* [Texto de origen]

»»

Aferrar como apartando, a fin de abrir mejor. Hacer de las dos concavidades una sola, del mismo modo que el pintor esparce con un grueso trazo. Moverse de abajo arriba, de atrás a delante, de sur a norte, entre los bordes hirsutos. Recorrer el surco una y otra vez hasta crear en el sur un hoyuelo blandamente receptivo, como reclamando –se diría– entre balbuceos una atención mayor. Y en el norte, un tenso brote abotonado, henchido y tembloroso, a punto de estallar hacia adentro, hasta el extremo de la última de sus raíces.
Luis Goytisolo, Diario de 360º (2000), ed. Siruela, 2010, p. 102.
En esta ¿novela? encuentro al mejor Luis Goytisolo, más allá de su gran obra Antagonía, que me pareció asombrosa y excelente, pero también a ratos plomiza (lo cual es, probablemente, más una carencia mía que de la propia tetralogía). Hay un dominio de la escritura fragmentaria que ya quisieran algunos afterpoperos (ojo, algunos), un giro de un año a través de fogonazos narrativos, poéticos o eróticos como el fragmento que cito arriba, autobiográficos sin caer en la autorreferencia ombliguista, metaliterarios, etc. Hay hilos conductores (de argumentos, temas, tonos), pero también fragmentos inconexos que mantienen en general un gran nivel literario.

««

¿Puedes extraer tal cual, del texto sobre Diario de 360º, el pasaje que empieza con "Aferrar como apartando, a" y sigue hasta "de sus raíces."? Las entradas no tienen ninguna relación con el texto sobre Diario de 360º.

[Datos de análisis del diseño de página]
»»

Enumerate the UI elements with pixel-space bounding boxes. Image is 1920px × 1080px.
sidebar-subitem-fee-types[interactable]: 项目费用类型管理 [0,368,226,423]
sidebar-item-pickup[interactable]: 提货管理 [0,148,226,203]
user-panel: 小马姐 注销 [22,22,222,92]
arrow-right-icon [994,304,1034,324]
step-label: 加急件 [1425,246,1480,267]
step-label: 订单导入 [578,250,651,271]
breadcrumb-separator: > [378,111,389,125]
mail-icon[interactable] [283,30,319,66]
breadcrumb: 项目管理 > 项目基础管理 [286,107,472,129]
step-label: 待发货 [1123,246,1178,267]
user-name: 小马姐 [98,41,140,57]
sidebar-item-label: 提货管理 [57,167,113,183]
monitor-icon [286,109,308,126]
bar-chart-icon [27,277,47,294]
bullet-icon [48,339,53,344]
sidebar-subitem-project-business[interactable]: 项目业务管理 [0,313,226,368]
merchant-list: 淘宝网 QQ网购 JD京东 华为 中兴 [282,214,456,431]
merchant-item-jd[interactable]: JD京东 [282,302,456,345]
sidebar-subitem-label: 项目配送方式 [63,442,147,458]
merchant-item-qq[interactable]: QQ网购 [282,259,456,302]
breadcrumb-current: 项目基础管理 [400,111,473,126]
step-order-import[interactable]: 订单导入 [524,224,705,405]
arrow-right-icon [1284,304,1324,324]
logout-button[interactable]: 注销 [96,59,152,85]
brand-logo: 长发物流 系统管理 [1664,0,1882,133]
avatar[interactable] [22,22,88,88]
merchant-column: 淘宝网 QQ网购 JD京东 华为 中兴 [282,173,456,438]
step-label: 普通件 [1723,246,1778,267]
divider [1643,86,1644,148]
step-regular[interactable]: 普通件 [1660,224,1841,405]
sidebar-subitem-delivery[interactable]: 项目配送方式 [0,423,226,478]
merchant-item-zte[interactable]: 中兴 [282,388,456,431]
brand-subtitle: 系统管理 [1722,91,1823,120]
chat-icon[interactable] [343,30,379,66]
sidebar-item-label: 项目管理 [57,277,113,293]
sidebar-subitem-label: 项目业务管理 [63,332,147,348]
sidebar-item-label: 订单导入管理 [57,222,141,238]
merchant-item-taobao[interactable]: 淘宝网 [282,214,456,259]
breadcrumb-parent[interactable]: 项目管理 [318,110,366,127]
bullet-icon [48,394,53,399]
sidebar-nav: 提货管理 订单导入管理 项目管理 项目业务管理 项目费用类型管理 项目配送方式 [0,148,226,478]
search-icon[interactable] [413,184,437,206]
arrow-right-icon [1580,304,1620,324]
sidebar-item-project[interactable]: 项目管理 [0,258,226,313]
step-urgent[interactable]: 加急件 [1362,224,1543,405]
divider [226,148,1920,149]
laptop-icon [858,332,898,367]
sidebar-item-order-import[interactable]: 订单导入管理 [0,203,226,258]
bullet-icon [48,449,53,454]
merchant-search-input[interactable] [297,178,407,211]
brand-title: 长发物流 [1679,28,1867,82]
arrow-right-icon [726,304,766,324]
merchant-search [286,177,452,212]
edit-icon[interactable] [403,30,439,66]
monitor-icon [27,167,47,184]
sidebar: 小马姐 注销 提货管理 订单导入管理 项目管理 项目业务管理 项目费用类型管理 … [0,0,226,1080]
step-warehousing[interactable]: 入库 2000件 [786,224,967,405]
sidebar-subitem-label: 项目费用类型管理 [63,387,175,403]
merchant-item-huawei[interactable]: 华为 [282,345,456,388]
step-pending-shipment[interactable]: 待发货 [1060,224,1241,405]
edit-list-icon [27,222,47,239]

««

* [Respuesta]
Aferrar como apartando, a fin de abrir mejor. Hacer de las dos concavidades una sola, del mismo modo que el pintor esparce con un grueso trazo. Moverse de abajo arriba, de atrás a delante, de sur a norte, entre los bordes hirsutos. Recorrer el surco una y otra vez hasta crear en el sur un hoyuelo blandamente receptivo, como reclamando –se diría– entre balbuceos una atención mayor. Y en el norte, un tenso brote abotonado, henchido y tembloroso, a punto de estallar hacia adentro, hasta el extremo de la última de sus raíces.